> EXERCISE INSTRUCTIONS
Repeat every line below exactly as it reads.

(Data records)

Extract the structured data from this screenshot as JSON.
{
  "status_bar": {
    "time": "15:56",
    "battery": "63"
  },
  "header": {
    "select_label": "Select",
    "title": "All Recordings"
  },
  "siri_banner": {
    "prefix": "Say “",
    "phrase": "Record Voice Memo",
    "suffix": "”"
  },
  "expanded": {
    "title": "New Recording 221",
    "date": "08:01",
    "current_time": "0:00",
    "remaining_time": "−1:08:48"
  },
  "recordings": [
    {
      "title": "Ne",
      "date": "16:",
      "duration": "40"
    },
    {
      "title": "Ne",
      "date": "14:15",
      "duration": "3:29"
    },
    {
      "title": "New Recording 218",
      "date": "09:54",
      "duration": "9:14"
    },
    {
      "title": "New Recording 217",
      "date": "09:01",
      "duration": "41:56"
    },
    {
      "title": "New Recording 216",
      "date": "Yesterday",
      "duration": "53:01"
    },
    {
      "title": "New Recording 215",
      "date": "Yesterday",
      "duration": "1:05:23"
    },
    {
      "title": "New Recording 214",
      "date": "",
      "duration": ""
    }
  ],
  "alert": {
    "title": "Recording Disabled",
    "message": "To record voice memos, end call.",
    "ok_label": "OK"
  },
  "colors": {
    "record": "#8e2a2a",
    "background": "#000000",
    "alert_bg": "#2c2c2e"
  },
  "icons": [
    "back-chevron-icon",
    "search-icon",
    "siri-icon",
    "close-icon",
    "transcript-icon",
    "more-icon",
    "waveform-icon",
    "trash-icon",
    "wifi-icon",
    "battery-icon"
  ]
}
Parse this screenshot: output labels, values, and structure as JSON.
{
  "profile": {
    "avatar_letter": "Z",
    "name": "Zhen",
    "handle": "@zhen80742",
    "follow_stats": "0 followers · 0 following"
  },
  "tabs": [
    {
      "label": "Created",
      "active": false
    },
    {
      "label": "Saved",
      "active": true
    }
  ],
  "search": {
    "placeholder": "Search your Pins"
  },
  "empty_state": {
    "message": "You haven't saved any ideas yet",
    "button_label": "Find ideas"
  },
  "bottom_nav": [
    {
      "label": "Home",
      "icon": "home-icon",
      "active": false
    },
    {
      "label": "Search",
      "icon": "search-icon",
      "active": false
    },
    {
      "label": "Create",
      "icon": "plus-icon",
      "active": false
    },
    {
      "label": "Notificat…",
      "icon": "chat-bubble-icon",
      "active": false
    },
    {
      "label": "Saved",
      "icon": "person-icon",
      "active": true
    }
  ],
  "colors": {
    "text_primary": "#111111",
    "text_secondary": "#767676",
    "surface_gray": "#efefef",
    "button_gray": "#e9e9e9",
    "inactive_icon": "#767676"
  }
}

> WORKED SOLUTION
Extract the structured data from this screenshot as JSON.
{
  "status_bar": {
    "time": "15:56",
    "battery": "63"
  },
  "header": {
    "select_label": "Select",
    "title": "All Recordings"
  },
  "siri_banner": {
    "prefix": "Say “",
    "phrase": "Record Voice Memo",
    "suffix": "”"
  },
  "expanded": {
    "title": "New Recording 221",
    "date": "08:01",
    "current_time": "0:00",
    "remaining_time": "−1:08:48"
  },
  "recordings": [
    {
      "title": "Ne",
      "date": "16:",
      "duration": "40"
    },
    {
      "title": "Ne",
      "date": "14:15",
      "duration": "3:29"
    },
    {
      "title": "New Recording 218",
      "date": "09:54",
      "duration": "9:14"
    },
    {
      "title": "New Recording 217",
      "date": "09:01",
      "duration": "41:56"
    },
    {
      "title": "New Recording 216",
      "date": "Yesterday",
      "duration": "53:01"
    },
    {
      "title": "New Recording 215",
      "date": "Yesterday",
      "duration": "1:05:23"
    },
    {
      "title": "New Recording 214",
      "date": "",
      "duration": ""
    }
  ],
  "alert": {
    "title": "Recording Disabled",
    "message": "To record voice memos, end call.",
    "ok_label": "OK"
  },
  "colors": {
    "record": "#8e2a2a",
    "background": "#000000",
    "alert_bg": "#2c2c2e"
  },
  "icons": [
    "back-chevron-icon",
    "search-icon",
    "siri-icon",
    "close-icon",
    "transcript-icon",
    "more-icon",
    "waveform-icon",
    "trash-icon",
    "wifi-icon",
    "battery-icon"
  ]
}
Parse this screenshot: output labels, values, and structure as JSON.
{
  "profile": {
    "avatar_letter": "Z",
    "name": "Zhen",
    "handle": "@zhen80742",
    "follow_stats": "0 followers · 0 following"
  },
  "tabs": [
    {
      "label": "Created",
      "active": false
    },
    {
      "label": "Saved",
      "active": true
    }
  ],
  "search": {
    "placeholder": "Search your Pins"
  },
  "empty_state": {
    "message": "You haven't saved any ideas yet",
    "button_label": "Find ideas"
  },
  "bottom_nav": [
    {
      "label": "Home",
      "icon": "home-icon",
      "active": false
    },
    {
      "label": "Search",
      "icon": "search-icon",
      "active": false
    },
    {
      "label": "Create",
      "icon": "plus-icon",
      "active": false
    },
    {
      "label": "Notificat…",
      "icon": "chat-bubble-icon",
      "active": false
    },
    {
      "label": "Saved",
      "icon": "person-icon",
      "active": true
    }
  ],
  "colors": {
    "text_primary": "#111111",
    "text_secondary": "#767676",
    "surface_gray": "#efefef",
    "button_gray": "#e9e9e9",
    "inactive_icon": "#767676"
  }
}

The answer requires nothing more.